_Supplied material:_
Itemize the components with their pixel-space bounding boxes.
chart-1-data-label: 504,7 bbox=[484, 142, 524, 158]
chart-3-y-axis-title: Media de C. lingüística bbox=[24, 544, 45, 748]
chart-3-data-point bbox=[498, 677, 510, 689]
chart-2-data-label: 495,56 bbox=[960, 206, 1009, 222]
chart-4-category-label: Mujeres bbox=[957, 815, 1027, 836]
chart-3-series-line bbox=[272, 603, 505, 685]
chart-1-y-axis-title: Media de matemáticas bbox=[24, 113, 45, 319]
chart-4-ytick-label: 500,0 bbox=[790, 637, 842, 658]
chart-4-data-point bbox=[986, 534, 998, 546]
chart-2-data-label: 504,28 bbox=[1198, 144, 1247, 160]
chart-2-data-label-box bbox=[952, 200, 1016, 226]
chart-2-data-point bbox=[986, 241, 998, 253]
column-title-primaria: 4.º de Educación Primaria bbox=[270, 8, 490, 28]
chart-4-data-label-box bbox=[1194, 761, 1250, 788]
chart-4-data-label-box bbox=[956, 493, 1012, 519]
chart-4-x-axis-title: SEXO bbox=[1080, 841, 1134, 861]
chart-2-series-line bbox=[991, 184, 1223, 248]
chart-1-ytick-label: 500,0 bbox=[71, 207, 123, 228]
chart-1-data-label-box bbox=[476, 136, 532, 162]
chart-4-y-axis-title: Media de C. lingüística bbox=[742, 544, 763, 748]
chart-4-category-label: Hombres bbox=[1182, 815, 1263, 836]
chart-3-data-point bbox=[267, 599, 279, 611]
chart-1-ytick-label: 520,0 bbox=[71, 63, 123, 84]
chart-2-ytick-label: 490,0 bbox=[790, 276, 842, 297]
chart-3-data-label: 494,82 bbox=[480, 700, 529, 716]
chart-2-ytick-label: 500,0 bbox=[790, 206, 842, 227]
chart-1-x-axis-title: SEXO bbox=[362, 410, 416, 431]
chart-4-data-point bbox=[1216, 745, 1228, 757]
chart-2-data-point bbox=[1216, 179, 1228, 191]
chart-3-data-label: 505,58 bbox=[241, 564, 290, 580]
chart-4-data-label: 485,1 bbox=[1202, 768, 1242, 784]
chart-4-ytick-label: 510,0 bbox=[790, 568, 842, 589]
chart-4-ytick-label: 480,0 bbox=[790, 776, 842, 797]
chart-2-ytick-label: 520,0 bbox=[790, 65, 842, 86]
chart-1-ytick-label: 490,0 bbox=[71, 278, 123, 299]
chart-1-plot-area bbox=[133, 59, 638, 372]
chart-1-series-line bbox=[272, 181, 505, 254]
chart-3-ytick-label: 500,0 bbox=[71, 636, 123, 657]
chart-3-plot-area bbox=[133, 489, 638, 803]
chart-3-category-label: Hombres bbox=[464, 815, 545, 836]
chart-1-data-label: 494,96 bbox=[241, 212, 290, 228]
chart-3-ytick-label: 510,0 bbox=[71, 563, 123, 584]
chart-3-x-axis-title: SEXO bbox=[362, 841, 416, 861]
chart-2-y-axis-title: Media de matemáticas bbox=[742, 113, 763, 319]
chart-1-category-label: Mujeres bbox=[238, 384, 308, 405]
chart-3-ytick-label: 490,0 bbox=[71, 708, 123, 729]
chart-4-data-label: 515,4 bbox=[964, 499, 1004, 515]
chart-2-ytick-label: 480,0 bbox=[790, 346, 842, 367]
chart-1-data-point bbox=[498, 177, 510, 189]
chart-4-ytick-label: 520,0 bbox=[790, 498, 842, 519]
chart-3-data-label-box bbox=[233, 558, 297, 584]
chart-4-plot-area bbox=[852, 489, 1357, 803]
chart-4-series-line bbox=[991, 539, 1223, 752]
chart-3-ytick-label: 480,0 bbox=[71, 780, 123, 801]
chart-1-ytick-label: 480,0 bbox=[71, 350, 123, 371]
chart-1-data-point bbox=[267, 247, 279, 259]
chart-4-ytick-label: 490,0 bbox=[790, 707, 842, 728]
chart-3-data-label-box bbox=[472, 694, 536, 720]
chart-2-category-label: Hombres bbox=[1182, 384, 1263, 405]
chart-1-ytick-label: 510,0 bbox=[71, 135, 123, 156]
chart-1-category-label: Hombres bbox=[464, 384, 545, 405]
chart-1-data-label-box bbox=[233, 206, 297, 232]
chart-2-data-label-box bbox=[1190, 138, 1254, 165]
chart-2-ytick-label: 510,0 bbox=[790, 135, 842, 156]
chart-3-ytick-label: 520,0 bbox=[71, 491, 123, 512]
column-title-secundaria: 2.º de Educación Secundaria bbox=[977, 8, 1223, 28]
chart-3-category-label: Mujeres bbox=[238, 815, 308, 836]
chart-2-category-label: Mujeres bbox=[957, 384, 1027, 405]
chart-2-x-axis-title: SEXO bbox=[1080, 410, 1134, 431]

_Task instructions:_
Can you give these items again with "SEXO" switched to "GÉNERO" wherever it appears, changing nothing else?

_Written solution:_
Itemize the components with their pixel-space bounding boxes.
chart-1-data-label: 504,7 bbox=[484, 142, 524, 158]
chart-3-y-axis-title: Media de C. lingüística bbox=[24, 544, 45, 748]
chart-3-data-point bbox=[498, 677, 510, 689]
chart-2-data-label: 495,56 bbox=[960, 206, 1009, 222]
chart-4-category-label: Mujeres bbox=[957, 815, 1027, 836]
chart-3-series-line bbox=[272, 603, 505, 685]
chart-1-y-axis-title: Media de matemáticas bbox=[24, 113, 45, 319]
chart-4-ytick-label: 500,0 bbox=[790, 637, 842, 658]
chart-4-data-point bbox=[986, 534, 998, 546]
chart-2-data-label: 504,28 bbox=[1198, 144, 1247, 160]
chart-2-data-label-box bbox=[952, 200, 1016, 226]
chart-2-data-point bbox=[986, 241, 998, 253]
column-title-primaria: 4.º de Educación Primaria bbox=[270, 8, 490, 28]
chart-4-data-label-box bbox=[1194, 761, 1250, 788]
chart-4-data-label-box bbox=[956, 493, 1012, 519]
chart-4-x-axis-title: GÉNERO bbox=[1080, 841, 1134, 861]
chart-2-series-line bbox=[991, 184, 1223, 248]
chart-1-ytick-label: 500,0 bbox=[71, 207, 123, 228]
chart-1-data-label-box bbox=[476, 136, 532, 162]
chart-4-y-axis-title: Media de C. lingüística bbox=[742, 544, 763, 748]
chart-4-category-label: Hombres bbox=[1182, 815, 1263, 836]
chart-3-data-point bbox=[267, 599, 279, 611]
chart-1-ytick-label: 520,0 bbox=[71, 63, 123, 84]
chart-2-ytick-label: 490,0 bbox=[790, 276, 842, 297]
chart-3-data-label: 494,82 bbox=[480, 700, 529, 716]
chart-2-ytick-label: 500,0 bbox=[790, 206, 842, 227]
chart-1-x-axis-title: GÉNERO bbox=[362, 410, 416, 431]
chart-4-data-point bbox=[1216, 745, 1228, 757]
chart-2-data-point bbox=[1216, 179, 1228, 191]
chart-3-data-label: 505,58 bbox=[241, 564, 290, 580]
chart-4-data-label: 485,1 bbox=[1202, 768, 1242, 784]
chart-4-ytick-label: 510,0 bbox=[790, 568, 842, 589]
chart-4-ytick-label: 480,0 bbox=[790, 776, 842, 797]
chart-2-ytick-label: 520,0 bbox=[790, 65, 842, 86]
chart-1-ytick-label: 490,0 bbox=[71, 278, 123, 299]
chart-1-plot-area bbox=[133, 59, 638, 372]
chart-1-series-line bbox=[272, 181, 505, 254]
chart-3-ytick-label: 500,0 bbox=[71, 636, 123, 657]
chart-3-plot-area bbox=[133, 489, 638, 803]
chart-3-category-label: Hombres bbox=[464, 815, 545, 836]
chart-1-data-label: 494,96 bbox=[241, 212, 290, 228]
chart-3-ytick-label: 510,0 bbox=[71, 563, 123, 584]
chart-3-x-axis-title: GÉNERO bbox=[362, 841, 416, 861]
chart-2-y-axis-title: Media de matemáticas bbox=[742, 113, 763, 319]
chart-1-category-label: Mujeres bbox=[238, 384, 308, 405]
chart-3-ytick-label: 490,0 bbox=[71, 708, 123, 729]
chart-4-data-label: 515,4 bbox=[964, 499, 1004, 515]
chart-2-ytick-label: 480,0 bbox=[790, 346, 842, 367]
chart-1-data-point bbox=[498, 177, 510, 189]
chart-4-ytick-label: 520,0 bbox=[790, 498, 842, 519]
chart-3-data-label-box bbox=[233, 558, 297, 584]
chart-4-plot-area bbox=[852, 489, 1357, 803]
chart-4-series-line bbox=[991, 539, 1223, 752]
chart-3-ytick-label: 480,0 bbox=[71, 780, 123, 801]
chart-1-ytick-label: 480,0 bbox=[71, 350, 123, 371]
chart-1-data-point bbox=[267, 247, 279, 259]
chart-4-ytick-label: 490,0 bbox=[790, 707, 842, 728]
chart-3-data-label-box bbox=[472, 694, 536, 720]
chart-2-category-label: Hombres bbox=[1182, 384, 1263, 405]
chart-1-ytick-label: 510,0 bbox=[71, 135, 123, 156]
chart-1-category-label: Hombres bbox=[464, 384, 545, 405]
chart-1-data-label-box bbox=[233, 206, 297, 232]
chart-2-data-label-box bbox=[1190, 138, 1254, 165]
chart-2-ytick-label: 510,0 bbox=[790, 135, 842, 156]
chart-3-ytick-label: 520,0 bbox=[71, 491, 123, 512]
column-title-secundaria: 2.º de Educación Secundaria bbox=[977, 8, 1223, 28]
chart-3-category-label: Mujeres bbox=[238, 815, 308, 836]
chart-2-category-label: Mujeres bbox=[957, 384, 1027, 405]
chart-2-x-axis-title: GÉNERO bbox=[1080, 410, 1134, 431]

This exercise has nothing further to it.